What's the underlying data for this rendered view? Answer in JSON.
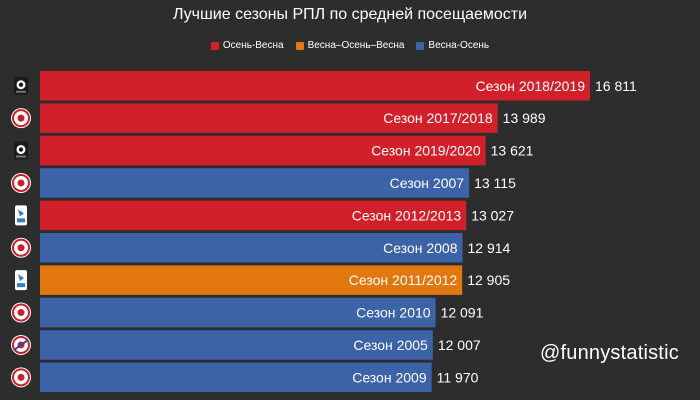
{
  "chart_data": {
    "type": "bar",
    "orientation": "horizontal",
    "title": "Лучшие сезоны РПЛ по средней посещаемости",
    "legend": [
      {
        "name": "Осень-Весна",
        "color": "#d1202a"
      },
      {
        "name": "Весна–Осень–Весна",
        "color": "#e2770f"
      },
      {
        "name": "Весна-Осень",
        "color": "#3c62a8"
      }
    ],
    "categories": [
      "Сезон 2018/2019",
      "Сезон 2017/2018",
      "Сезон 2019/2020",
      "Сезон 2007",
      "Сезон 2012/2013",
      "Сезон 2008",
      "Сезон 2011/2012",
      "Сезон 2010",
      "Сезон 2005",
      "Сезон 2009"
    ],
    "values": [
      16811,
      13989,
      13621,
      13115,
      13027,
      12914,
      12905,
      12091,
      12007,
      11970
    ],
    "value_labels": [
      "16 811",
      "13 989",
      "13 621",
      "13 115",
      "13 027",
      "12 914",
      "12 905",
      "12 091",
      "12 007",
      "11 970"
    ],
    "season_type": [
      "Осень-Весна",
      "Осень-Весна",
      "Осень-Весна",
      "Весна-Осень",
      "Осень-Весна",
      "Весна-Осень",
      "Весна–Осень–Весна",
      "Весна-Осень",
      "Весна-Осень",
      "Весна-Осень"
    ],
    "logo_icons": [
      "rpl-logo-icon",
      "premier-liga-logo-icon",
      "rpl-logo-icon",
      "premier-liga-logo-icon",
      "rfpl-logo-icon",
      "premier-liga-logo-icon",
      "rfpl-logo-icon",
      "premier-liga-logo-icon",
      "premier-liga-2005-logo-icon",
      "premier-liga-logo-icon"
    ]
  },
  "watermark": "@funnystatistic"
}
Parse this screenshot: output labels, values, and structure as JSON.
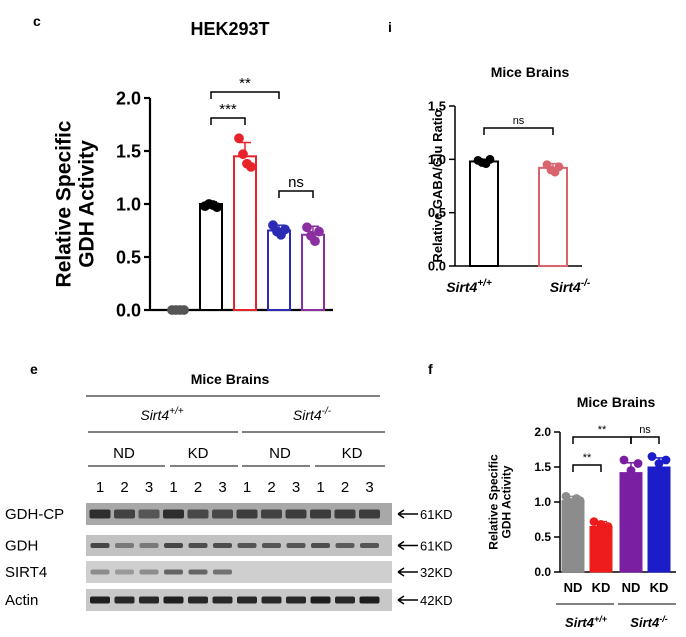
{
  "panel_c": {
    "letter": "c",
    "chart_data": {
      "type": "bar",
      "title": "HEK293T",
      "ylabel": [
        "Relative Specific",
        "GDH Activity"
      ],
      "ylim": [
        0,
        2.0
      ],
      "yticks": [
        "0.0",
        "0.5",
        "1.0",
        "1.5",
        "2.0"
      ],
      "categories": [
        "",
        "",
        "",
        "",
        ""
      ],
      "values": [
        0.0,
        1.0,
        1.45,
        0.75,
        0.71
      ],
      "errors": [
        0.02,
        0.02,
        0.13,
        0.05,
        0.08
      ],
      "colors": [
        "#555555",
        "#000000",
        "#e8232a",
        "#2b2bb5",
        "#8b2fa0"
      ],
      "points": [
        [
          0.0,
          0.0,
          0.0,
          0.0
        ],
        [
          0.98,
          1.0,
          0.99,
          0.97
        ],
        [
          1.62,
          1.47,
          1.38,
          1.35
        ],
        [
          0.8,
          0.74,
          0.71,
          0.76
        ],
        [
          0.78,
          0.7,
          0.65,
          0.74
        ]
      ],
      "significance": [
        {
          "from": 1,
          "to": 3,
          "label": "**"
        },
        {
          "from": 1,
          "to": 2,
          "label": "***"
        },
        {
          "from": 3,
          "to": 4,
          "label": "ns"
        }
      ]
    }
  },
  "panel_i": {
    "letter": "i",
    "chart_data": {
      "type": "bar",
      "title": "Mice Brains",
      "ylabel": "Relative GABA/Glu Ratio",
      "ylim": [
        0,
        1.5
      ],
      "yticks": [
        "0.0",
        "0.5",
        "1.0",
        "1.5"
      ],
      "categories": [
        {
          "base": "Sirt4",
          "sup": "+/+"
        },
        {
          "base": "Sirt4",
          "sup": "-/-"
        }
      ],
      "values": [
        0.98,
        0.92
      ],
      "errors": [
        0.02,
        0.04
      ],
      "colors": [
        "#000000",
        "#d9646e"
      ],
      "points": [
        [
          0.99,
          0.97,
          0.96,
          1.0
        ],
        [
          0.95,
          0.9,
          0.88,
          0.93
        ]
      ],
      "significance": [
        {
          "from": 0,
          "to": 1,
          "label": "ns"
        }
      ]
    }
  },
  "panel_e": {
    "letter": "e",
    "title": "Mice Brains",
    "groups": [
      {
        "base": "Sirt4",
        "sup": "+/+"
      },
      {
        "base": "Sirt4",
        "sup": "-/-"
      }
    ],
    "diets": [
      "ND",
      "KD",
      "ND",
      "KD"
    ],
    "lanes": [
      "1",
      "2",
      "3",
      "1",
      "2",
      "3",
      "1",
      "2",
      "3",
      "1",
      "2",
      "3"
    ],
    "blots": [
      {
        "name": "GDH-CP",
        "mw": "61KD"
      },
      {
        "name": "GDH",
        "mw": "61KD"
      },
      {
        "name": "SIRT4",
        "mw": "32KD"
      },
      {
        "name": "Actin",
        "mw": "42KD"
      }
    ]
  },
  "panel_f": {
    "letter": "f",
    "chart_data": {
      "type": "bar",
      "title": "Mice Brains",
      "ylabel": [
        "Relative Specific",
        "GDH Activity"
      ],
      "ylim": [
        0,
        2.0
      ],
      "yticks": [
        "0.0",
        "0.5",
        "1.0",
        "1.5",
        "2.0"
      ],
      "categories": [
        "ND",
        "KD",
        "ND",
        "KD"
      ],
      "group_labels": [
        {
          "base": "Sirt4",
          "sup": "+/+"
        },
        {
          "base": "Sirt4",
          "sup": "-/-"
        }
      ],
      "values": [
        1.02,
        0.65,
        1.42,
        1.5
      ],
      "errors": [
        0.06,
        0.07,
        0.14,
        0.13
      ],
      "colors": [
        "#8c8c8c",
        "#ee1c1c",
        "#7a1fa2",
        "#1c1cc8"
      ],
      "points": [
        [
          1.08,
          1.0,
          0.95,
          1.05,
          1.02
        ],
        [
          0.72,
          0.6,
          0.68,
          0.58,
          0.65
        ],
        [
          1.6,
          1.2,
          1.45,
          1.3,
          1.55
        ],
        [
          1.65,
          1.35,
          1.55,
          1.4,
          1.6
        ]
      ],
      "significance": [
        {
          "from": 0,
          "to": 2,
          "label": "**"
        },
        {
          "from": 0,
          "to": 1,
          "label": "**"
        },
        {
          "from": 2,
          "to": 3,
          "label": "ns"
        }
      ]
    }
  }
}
◇ ◇ ◇ ◇ ◇ ◇ ◇
= REQUIRED WORK =
Transcribe the records above verbatim. Do not carry over any picture.

= SOLUTION FOR THIS PROBLEM =
What's the underlying data for this rendered view? Answer in JSON.
{
  "chart_data": {
    "type": "bar",
    "orientation": "horizontal",
    "title": "Лучшие сезоны РПЛ по средней посещаемости",
    "legend": [
      {
        "name": "Осень-Весна",
        "color": "#d1202a"
      },
      {
        "name": "Весна–Осень–Весна",
        "color": "#e2770f"
      },
      {
        "name": "Весна-Осень",
        "color": "#3c62a8"
      }
    ],
    "categories": [
      "Сезон 2018/2019",
      "Сезон 2017/2018",
      "Сезон 2019/2020",
      "Сезон 2007",
      "Сезон 2012/2013",
      "Сезон 2008",
      "Сезон 2011/2012",
      "Сезон 2010",
      "Сезон 2005",
      "Сезон 2009"
    ],
    "values": [
      16811,
      13989,
      13621,
      13115,
      13027,
      12914,
      12905,
      12091,
      12007,
      11970
    ],
    "value_labels": [
      "16 811",
      "13 989",
      "13 621",
      "13 115",
      "13 027",
      "12 914",
      "12 905",
      "12 091",
      "12 007",
      "11 970"
    ],
    "season_type": [
      "Осень-Весна",
      "Осень-Весна",
      "Осень-Весна",
      "Весна-Осень",
      "Осень-Весна",
      "Весна-Осень",
      "Весна–Осень–Весна",
      "Весна-Осень",
      "Весна-Осень",
      "Весна-Осень"
    ],
    "logo_icons": [
      "rpl-logo-icon",
      "premier-liga-logo-icon",
      "rpl-logo-icon",
      "premier-liga-logo-icon",
      "rfpl-logo-icon",
      "premier-liga-logo-icon",
      "rfpl-logo-icon",
      "premier-liga-logo-icon",
      "premier-liga-2005-logo-icon",
      "premier-liga-logo-icon"
    ]
  },
  "watermark": "@funnystatistic"
}
Parse this screenshot: output labels, values, and structure as JSON.
{
  "panel_c": {
    "letter": "c",
    "chart_data": {
      "type": "bar",
      "title": "HEK293T",
      "ylabel": [
        "Relative Specific",
        "GDH Activity"
      ],
      "ylim": [
        0,
        2.0
      ],
      "yticks": [
        "0.0",
        "0.5",
        "1.0",
        "1.5",
        "2.0"
      ],
      "categories": [
        "",
        "",
        "",
        "",
        ""
      ],
      "values": [
        0.0,
        1.0,
        1.45,
        0.75,
        0.71
      ],
      "errors": [
        0.02,
        0.02,
        0.13,
        0.05,
        0.08
      ],
      "colors": [
        "#555555",
        "#000000",
        "#e8232a",
        "#2b2bb5",
        "#8b2fa0"
      ],
      "points": [
        [
          0.0,
          0.0,
          0.0,
          0.0
        ],
        [
          0.98,
          1.0,
          0.99,
          0.97
        ],
        [
          1.62,
          1.47,
          1.38,
          1.35
        ],
        [
          0.8,
          0.74,
          0.71,
          0.76
        ],
        [
          0.78,
          0.7,
          0.65,
          0.74
        ]
      ],
      "significance": [
        {
          "from": 1,
          "to": 3,
          "label": "**"
        },
        {
          "from": 1,
          "to": 2,
          "label": "***"
        },
        {
          "from": 3,
          "to": 4,
          "label": "ns"
        }
      ]
    }
  },
  "panel_i": {
    "letter": "i",
    "chart_data": {
      "type": "bar",
      "title": "Mice Brains",
      "ylabel": "Relative GABA/Glu Ratio",
      "ylim": [
        0,
        1.5
      ],
      "yticks": [
        "0.0",
        "0.5",
        "1.0",
        "1.5"
      ],
      "categories": [
        {
          "base": "Sirt4",
          "sup": "+/+"
        },
        {
          "base": "Sirt4",
          "sup": "-/-"
        }
      ],
      "values": [
        0.98,
        0.92
      ],
      "errors": [
        0.02,
        0.04
      ],
      "colors": [
        "#000000",
        "#d9646e"
      ],
      "points": [
        [
          0.99,
          0.97,
          0.96,
          1.0
        ],
        [
          0.95,
          0.9,
          0.88,
          0.93
        ]
      ],
      "significance": [
        {
          "from": 0,
          "to": 1,
          "label": "ns"
        }
      ]
    }
  },
  "panel_e": {
    "letter": "e",
    "title": "Mice Brains",
    "groups": [
      {
        "base": "Sirt4",
        "sup": "+/+"
      },
      {
        "base": "Sirt4",
        "sup": "-/-"
      }
    ],
    "diets": [
      "ND",
      "KD",
      "ND",
      "KD"
    ],
    "lanes": [
      "1",
      "2",
      "3",
      "1",
      "2",
      "3",
      "1",
      "2",
      "3",
      "1",
      "2",
      "3"
    ],
    "blots": [
      {
        "name": "GDH-CP",
        "mw": "61KD"
      },
      {
        "name": "GDH",
        "mw": "61KD"
      },
      {
        "name": "SIRT4",
        "mw": "32KD"
      },
      {
        "name": "Actin",
        "mw": "42KD"
      }
    ]
  },
  "panel_f": {
    "letter": "f",
    "chart_data": {
      "type": "bar",
      "title": "Mice Brains",
      "ylabel": [
        "Relative Specific",
        "GDH Activity"
      ],
      "ylim": [
        0,
        2.0
      ],
      "yticks": [
        "0.0",
        "0.5",
        "1.0",
        "1.5",
        "2.0"
      ],
      "categories": [
        "ND",
        "KD",
        "ND",
        "KD"
      ],
      "group_labels": [
        {
          "base": "Sirt4",
          "sup": "+/+"
        },
        {
          "base": "Sirt4",
          "sup": "-/-"
        }
      ],
      "values": [
        1.02,
        0.65,
        1.42,
        1.5
      ],
      "errors": [
        0.06,
        0.07,
        0.14,
        0.13
      ],
      "colors": [
        "#8c8c8c",
        "#ee1c1c",
        "#7a1fa2",
        "#1c1cc8"
      ],
      "points": [
        [
          1.08,
          1.0,
          0.95,
          1.05,
          1.02
        ],
        [
          0.72,
          0.6,
          0.68,
          0.58,
          0.65
        ],
        [
          1.6,
          1.2,
          1.45,
          1.3,
          1.55
        ],
        [
          1.65,
          1.35,
          1.55,
          1.4,
          1.6
        ]
      ],
      "significance": [
        {
          "from": 0,
          "to": 2,
          "label": "**"
        },
        {
          "from": 0,
          "to": 1,
          "label": "**"
        },
        {
          "from": 2,
          "to": 3,
          "label": "ns"
        }
      ]
    }
  }
}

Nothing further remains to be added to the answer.